Stated exercise:
Identify, in the records below, every line where the string "color" appears, and copy each such line.

═══ Supplied information ═══

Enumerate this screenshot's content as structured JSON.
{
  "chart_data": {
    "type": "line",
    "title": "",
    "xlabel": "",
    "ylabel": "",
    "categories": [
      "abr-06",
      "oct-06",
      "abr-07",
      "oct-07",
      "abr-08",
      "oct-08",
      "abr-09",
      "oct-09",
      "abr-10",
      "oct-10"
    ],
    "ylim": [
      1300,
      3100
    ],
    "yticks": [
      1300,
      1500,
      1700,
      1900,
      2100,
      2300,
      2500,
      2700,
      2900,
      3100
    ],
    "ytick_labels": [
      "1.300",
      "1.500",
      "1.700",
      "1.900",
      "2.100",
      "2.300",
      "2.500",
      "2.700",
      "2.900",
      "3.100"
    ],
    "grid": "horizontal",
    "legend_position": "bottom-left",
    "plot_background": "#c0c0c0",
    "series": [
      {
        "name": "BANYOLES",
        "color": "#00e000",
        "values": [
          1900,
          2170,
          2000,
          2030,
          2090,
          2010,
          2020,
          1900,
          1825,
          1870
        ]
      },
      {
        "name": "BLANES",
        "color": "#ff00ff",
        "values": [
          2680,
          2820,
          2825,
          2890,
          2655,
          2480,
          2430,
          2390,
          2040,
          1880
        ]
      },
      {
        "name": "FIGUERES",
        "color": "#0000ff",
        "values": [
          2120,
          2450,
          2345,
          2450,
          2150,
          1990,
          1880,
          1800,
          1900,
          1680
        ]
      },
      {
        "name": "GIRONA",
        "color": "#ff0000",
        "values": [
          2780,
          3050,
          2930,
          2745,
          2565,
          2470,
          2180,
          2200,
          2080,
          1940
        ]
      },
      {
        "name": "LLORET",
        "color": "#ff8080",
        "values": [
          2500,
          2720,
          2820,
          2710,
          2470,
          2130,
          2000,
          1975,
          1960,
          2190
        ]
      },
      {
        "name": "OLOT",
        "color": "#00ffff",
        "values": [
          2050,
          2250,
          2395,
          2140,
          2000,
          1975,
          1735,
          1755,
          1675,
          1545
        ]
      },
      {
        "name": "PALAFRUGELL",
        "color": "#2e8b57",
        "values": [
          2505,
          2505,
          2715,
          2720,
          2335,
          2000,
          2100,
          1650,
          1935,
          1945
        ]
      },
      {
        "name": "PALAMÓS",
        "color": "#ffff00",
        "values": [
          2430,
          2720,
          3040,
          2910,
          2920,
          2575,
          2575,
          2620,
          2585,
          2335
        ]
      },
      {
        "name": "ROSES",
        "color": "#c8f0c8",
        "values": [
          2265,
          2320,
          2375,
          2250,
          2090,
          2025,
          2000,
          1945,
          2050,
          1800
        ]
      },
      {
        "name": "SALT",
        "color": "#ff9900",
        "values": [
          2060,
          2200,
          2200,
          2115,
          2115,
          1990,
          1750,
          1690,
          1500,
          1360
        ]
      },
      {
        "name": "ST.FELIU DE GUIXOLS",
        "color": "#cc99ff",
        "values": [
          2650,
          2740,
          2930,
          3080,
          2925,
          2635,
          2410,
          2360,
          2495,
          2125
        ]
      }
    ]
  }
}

═══

Output:
        "color": "#00e000",
        "color": "#ff00ff",
        "color": "#0000ff",
        "color": "#ff0000",
        "color": "#ff8080",
        "color": "#00ffff",
        "color": "#2e8b57",
        "color": "#ffff00",
        "color": "#c8f0c8",
        "color": "#ff9900",
        "color": "#cc99ff",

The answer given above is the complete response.